[Begin]

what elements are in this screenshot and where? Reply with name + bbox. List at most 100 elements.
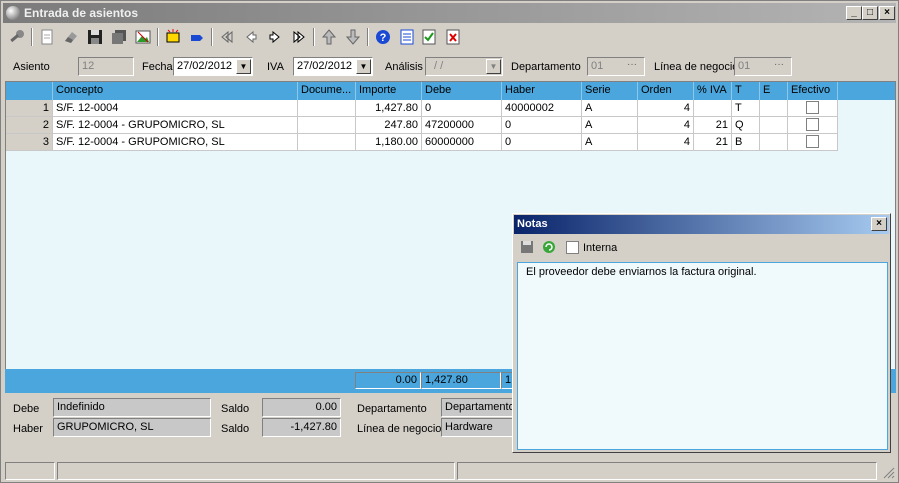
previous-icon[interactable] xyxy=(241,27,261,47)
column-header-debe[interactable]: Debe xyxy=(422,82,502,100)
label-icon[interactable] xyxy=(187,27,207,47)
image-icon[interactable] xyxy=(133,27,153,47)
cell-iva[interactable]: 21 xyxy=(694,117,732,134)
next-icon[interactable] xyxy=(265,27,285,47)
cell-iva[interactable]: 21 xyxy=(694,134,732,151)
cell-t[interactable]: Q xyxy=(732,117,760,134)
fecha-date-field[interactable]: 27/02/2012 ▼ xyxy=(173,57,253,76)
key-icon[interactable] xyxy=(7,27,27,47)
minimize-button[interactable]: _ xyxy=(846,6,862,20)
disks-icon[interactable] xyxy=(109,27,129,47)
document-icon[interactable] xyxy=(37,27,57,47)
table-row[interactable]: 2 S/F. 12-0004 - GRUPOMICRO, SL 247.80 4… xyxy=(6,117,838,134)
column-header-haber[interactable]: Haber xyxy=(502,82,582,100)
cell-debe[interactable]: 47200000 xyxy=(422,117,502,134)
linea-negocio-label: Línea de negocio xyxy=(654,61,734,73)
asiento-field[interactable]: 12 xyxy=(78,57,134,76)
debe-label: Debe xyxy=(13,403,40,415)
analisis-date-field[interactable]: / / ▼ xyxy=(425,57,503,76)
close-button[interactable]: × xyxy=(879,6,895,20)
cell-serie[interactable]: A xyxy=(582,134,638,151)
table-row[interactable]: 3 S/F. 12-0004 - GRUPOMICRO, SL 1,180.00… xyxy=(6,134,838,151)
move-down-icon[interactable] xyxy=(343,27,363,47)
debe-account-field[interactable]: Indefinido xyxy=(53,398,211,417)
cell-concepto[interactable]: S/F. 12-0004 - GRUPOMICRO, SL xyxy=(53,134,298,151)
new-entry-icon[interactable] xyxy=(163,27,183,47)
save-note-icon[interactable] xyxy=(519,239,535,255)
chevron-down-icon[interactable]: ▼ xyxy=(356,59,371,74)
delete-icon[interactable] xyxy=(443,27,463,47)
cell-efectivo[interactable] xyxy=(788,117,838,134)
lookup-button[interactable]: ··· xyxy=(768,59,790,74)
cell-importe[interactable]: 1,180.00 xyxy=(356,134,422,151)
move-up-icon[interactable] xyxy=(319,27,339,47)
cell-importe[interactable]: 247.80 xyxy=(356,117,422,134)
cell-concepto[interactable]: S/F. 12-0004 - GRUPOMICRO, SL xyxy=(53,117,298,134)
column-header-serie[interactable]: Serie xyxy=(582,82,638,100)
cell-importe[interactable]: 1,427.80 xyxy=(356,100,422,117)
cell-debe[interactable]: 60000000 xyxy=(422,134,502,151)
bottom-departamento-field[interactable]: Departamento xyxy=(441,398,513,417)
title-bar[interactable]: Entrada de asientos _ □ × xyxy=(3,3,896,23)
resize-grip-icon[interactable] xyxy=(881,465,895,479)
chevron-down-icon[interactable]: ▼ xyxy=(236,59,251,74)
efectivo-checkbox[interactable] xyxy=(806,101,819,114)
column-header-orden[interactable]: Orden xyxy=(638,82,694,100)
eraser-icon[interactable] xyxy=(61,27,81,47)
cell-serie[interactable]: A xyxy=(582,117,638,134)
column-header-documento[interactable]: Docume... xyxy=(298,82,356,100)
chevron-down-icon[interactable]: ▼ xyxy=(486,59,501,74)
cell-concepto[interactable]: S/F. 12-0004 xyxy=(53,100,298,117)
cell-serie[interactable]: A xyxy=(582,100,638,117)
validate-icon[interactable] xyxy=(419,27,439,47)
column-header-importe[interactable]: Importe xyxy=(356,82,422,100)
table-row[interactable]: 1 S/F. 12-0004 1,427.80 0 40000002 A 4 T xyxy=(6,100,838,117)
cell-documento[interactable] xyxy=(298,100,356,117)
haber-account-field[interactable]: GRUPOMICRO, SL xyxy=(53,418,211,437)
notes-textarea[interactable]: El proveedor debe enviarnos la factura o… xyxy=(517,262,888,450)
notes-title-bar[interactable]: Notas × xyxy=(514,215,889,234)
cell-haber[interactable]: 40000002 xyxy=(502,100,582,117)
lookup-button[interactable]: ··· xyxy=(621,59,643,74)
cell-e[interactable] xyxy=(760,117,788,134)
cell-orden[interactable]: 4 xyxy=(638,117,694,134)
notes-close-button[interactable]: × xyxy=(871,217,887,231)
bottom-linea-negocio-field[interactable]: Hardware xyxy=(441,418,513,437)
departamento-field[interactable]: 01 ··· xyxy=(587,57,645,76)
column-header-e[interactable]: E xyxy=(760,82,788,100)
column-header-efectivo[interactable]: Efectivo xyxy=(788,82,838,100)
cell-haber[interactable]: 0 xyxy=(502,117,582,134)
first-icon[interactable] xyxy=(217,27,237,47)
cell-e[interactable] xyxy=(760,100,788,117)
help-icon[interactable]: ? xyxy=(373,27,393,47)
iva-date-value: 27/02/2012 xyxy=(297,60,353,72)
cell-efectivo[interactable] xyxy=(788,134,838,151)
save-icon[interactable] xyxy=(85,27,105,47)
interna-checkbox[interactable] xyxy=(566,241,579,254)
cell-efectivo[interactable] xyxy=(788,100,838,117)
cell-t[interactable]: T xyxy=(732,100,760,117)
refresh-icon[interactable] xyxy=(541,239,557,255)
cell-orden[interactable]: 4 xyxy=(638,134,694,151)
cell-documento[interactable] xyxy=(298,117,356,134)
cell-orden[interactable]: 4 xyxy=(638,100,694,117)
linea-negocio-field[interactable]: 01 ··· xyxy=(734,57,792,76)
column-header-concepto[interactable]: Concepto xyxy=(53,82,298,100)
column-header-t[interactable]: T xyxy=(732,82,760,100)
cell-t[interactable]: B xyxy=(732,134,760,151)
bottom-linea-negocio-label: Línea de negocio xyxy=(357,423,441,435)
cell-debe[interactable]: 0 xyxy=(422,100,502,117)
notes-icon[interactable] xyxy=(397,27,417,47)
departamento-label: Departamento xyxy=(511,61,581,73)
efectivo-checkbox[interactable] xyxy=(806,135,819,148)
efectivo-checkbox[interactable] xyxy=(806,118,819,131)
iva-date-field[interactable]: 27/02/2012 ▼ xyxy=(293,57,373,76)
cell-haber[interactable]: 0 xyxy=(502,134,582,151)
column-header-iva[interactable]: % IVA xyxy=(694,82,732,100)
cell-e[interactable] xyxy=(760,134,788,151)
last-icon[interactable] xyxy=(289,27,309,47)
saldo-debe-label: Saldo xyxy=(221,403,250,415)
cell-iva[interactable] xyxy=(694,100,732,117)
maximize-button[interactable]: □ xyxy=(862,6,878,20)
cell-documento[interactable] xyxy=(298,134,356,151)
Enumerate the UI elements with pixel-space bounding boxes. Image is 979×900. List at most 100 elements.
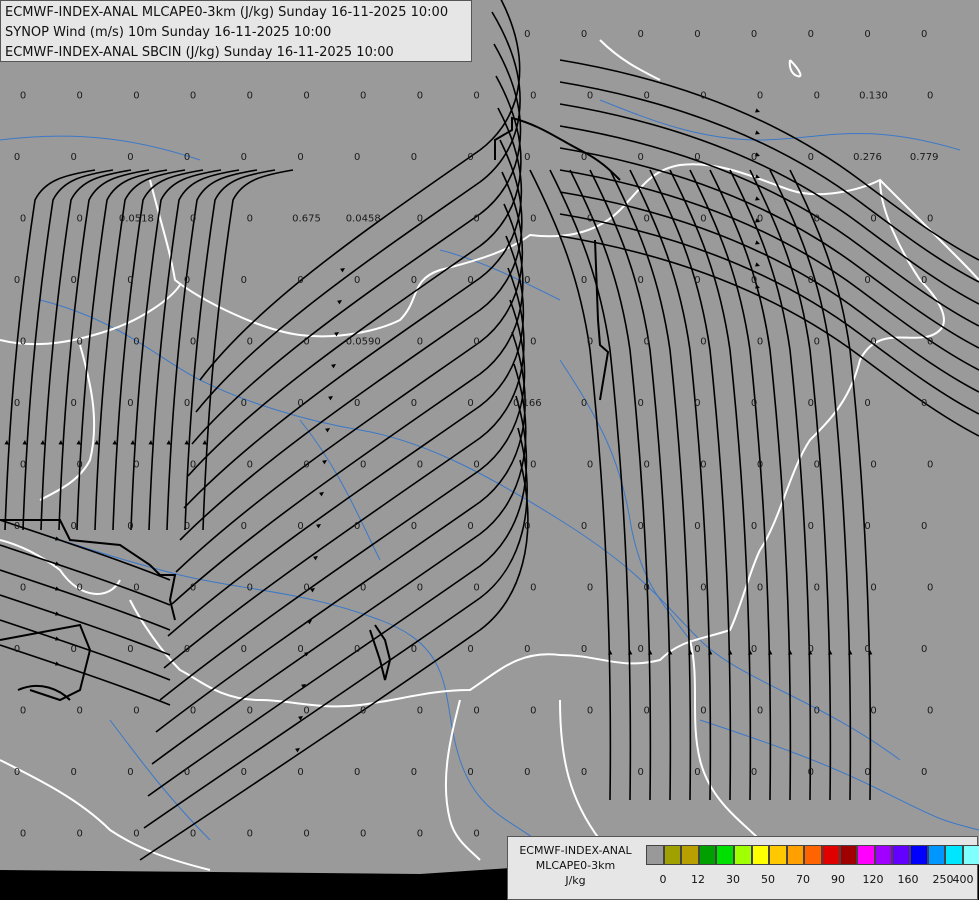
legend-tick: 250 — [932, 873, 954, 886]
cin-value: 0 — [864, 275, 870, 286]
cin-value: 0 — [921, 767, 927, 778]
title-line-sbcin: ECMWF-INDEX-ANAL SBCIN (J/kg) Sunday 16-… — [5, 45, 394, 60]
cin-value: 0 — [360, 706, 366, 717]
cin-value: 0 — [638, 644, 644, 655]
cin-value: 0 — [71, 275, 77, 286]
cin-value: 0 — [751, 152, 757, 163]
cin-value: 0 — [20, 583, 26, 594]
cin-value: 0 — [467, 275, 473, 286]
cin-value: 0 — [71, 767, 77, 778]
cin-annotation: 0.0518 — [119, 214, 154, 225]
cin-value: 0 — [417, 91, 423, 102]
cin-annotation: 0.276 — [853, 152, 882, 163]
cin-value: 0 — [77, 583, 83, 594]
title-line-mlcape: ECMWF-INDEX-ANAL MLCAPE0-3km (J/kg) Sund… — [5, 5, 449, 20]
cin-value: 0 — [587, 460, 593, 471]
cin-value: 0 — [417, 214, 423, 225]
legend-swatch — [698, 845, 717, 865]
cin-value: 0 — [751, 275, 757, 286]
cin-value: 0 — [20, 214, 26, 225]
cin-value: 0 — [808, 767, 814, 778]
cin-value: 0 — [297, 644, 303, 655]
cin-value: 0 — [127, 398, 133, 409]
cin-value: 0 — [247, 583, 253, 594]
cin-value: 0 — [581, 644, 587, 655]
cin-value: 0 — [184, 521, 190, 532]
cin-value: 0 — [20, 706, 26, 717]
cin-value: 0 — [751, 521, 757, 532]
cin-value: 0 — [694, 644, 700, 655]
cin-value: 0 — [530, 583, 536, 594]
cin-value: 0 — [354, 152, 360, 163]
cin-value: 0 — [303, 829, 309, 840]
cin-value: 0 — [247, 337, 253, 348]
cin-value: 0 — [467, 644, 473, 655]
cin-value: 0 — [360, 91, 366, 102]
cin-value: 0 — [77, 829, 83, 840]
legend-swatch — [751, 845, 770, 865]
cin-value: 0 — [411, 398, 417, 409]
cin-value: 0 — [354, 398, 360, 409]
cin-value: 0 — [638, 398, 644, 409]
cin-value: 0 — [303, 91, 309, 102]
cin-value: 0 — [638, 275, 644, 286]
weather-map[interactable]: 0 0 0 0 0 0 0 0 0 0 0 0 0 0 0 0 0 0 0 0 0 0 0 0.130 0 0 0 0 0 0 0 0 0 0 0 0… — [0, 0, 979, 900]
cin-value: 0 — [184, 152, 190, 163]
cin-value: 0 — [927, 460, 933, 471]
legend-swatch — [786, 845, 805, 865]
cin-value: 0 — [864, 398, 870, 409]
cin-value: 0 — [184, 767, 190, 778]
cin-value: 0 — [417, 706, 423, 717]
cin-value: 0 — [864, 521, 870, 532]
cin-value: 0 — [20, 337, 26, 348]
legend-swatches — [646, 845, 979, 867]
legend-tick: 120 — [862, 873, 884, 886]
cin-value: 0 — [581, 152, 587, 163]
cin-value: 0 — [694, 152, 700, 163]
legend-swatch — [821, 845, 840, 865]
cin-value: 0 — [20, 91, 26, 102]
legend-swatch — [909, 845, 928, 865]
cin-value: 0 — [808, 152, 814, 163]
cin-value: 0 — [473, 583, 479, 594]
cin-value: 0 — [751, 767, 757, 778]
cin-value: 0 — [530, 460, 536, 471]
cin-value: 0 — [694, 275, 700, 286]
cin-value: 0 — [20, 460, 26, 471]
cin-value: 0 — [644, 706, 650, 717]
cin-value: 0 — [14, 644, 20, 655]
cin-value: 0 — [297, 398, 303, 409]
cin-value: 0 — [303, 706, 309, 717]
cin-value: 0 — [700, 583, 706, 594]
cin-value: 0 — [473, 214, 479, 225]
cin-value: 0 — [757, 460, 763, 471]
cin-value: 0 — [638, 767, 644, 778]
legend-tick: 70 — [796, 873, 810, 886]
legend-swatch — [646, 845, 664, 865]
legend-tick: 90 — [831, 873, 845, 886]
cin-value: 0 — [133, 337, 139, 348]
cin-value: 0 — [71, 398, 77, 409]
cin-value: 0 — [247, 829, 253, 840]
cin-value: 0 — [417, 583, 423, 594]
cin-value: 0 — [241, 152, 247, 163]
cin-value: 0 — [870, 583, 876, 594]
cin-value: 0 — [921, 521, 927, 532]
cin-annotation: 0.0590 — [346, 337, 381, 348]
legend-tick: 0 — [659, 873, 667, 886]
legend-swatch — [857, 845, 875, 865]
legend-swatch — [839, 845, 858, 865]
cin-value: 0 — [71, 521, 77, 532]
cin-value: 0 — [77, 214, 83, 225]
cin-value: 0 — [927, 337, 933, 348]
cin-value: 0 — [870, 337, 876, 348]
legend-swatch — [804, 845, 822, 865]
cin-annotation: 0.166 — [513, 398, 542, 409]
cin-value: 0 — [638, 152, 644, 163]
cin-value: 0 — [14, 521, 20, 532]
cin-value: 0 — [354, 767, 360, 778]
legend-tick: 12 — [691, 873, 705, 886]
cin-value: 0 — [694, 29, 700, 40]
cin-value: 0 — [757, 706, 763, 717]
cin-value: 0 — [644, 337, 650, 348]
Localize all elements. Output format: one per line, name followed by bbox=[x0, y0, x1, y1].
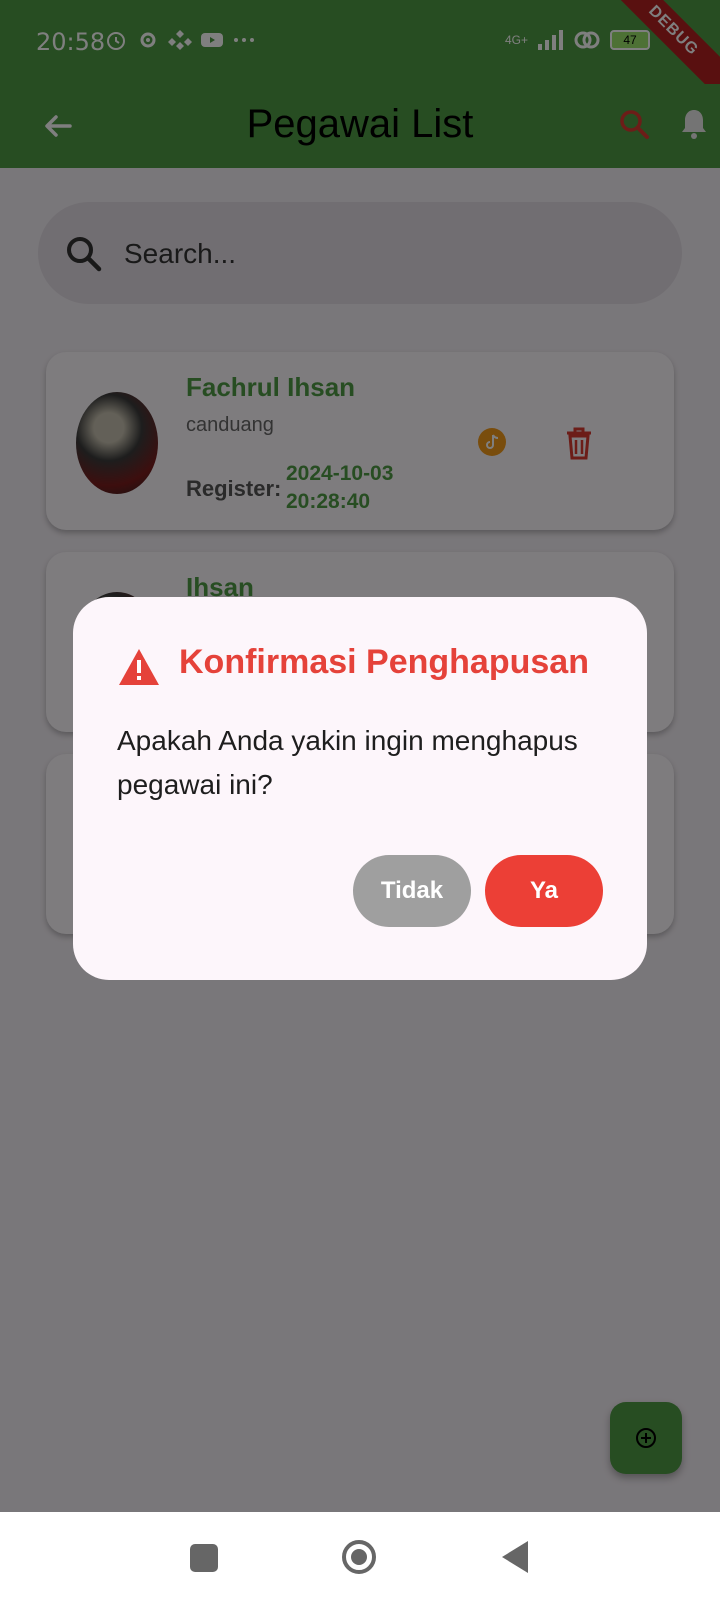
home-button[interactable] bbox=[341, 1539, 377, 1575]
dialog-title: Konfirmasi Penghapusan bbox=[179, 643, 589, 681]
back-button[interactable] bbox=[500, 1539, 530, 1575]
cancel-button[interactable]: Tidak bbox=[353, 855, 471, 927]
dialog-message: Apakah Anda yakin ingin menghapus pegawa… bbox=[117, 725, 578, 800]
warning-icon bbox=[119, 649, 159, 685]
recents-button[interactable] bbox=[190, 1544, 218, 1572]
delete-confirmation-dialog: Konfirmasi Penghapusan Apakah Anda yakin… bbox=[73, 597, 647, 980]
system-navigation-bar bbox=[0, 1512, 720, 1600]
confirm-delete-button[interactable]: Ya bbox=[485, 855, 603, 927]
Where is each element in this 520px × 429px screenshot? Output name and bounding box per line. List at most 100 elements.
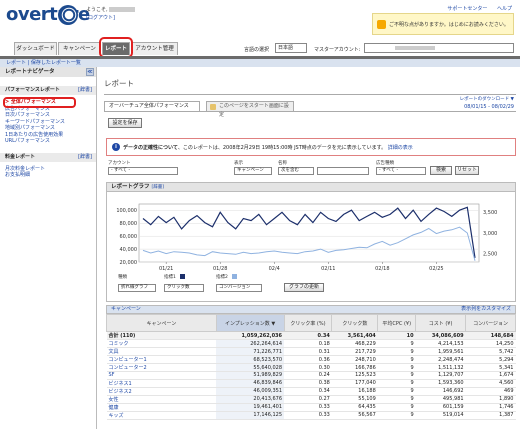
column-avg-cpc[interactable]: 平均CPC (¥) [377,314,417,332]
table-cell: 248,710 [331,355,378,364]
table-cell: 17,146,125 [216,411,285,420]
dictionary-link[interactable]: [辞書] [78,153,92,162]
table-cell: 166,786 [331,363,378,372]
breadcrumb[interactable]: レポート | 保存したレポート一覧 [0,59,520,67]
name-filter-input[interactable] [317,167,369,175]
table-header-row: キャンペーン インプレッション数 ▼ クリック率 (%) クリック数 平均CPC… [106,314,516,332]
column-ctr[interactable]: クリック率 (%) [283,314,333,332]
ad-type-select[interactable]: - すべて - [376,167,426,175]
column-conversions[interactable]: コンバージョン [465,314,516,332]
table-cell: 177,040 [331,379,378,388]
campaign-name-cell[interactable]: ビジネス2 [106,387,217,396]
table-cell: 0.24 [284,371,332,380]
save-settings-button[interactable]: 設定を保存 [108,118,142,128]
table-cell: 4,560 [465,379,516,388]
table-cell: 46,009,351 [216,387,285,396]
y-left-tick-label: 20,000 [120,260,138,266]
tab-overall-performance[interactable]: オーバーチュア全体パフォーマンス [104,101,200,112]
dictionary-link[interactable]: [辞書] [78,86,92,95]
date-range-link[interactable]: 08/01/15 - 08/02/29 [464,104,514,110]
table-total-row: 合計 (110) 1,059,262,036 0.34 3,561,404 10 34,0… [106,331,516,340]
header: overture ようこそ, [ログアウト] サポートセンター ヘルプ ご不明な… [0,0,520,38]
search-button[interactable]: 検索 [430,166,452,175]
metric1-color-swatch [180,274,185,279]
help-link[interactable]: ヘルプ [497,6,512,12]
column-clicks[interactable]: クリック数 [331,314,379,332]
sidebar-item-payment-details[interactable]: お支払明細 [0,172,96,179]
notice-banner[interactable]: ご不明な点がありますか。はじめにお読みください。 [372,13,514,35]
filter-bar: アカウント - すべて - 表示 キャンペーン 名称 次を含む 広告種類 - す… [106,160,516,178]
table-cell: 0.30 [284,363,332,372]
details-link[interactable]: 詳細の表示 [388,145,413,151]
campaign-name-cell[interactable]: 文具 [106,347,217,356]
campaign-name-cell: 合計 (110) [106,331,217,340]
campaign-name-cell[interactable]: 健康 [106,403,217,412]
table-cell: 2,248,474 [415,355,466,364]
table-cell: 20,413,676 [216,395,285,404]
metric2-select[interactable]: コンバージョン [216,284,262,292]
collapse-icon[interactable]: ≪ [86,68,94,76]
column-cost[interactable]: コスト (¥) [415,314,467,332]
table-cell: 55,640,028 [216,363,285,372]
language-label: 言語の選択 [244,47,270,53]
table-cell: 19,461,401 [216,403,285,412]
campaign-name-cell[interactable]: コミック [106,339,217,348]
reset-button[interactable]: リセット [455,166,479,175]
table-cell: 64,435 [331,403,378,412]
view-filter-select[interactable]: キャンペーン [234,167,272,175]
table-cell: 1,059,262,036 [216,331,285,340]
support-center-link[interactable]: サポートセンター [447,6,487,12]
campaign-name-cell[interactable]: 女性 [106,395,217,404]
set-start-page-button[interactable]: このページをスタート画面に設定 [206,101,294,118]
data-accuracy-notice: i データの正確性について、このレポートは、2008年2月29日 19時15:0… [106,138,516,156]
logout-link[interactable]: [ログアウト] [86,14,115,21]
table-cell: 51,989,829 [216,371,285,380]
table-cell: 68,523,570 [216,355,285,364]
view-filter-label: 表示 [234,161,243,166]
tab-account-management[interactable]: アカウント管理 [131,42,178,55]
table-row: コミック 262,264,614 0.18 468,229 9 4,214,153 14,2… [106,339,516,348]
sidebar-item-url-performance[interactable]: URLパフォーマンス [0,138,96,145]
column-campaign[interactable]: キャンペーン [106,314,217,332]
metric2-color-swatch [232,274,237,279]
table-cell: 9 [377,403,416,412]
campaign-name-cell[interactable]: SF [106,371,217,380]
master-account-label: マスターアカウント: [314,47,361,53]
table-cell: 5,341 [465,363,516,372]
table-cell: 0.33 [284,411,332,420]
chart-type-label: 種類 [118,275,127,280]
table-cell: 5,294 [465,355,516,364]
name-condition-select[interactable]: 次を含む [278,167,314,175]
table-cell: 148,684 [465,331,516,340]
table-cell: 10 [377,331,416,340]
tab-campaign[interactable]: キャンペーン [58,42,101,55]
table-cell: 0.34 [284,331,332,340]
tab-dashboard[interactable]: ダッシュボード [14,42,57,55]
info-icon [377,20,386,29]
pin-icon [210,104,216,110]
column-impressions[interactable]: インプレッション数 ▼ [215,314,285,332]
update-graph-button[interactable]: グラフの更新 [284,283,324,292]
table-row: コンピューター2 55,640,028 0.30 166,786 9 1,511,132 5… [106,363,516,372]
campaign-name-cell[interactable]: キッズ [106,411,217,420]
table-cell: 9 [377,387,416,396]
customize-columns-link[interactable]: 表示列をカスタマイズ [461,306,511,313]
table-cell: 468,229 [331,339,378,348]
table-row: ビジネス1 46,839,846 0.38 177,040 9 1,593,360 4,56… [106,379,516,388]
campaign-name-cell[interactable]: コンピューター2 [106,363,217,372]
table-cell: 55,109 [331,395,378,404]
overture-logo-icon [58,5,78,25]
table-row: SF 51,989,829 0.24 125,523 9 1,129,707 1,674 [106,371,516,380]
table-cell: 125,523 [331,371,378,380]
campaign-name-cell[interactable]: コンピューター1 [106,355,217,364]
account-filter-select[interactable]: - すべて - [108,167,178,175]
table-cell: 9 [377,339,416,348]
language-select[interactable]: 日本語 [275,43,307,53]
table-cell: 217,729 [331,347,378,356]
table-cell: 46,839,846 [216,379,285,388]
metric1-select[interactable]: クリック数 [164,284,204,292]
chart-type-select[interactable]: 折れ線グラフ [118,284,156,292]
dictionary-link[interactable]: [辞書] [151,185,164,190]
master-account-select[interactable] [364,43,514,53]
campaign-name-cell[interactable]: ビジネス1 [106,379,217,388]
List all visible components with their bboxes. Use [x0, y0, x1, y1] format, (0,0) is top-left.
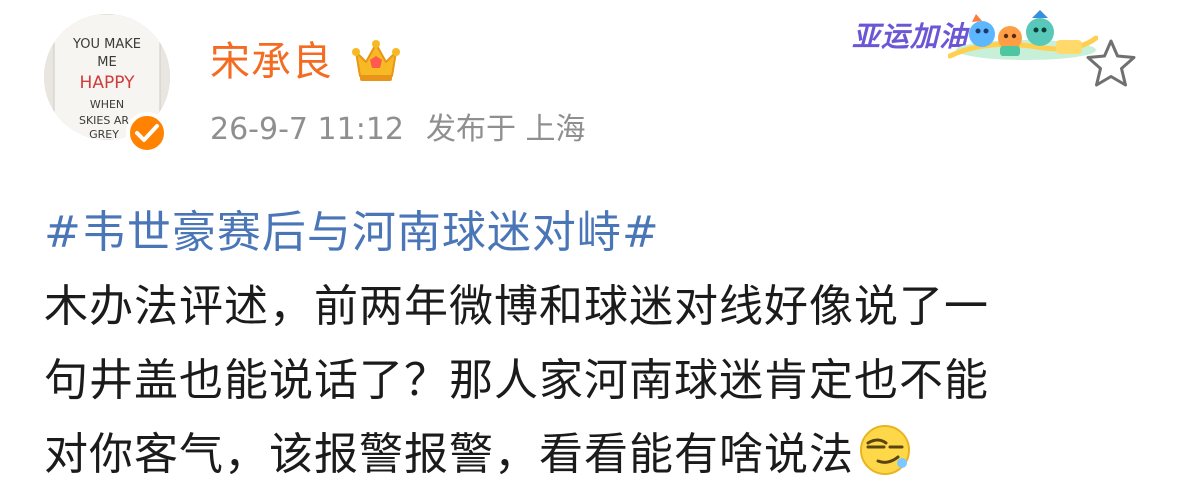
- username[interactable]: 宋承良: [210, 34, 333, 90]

[End]

• [PROBLEM REQUIREMENTS]: Transcribe the rows from the line with "previous-icon[interactable] xyxy=(241,27,261,47)" to the line with "document-icon[interactable] xyxy=(37,27,57,47)", including both of those lines.

• [RESPONSE TO THIS EXERCISE]:
previous-icon[interactable] xyxy=(241,27,261,47)
column-header-debe[interactable]: Debe xyxy=(422,82,502,100)
label-icon[interactable] xyxy=(187,27,207,47)
image-icon[interactable] xyxy=(133,27,153,47)
cell-iva[interactable]: 21 xyxy=(694,117,732,134)
next-icon[interactable] xyxy=(265,27,285,47)
cell-iva[interactable]: 21 xyxy=(694,134,732,151)
cell-t[interactable]: Q xyxy=(732,117,760,134)
fecha-date-field[interactable]: 27/02/2012 ▼ xyxy=(173,57,253,76)
key-icon[interactable] xyxy=(7,27,27,47)
minimize-button[interactable]: _ xyxy=(846,6,862,20)
disks-icon[interactable] xyxy=(109,27,129,47)
document-icon[interactable] xyxy=(37,27,57,47)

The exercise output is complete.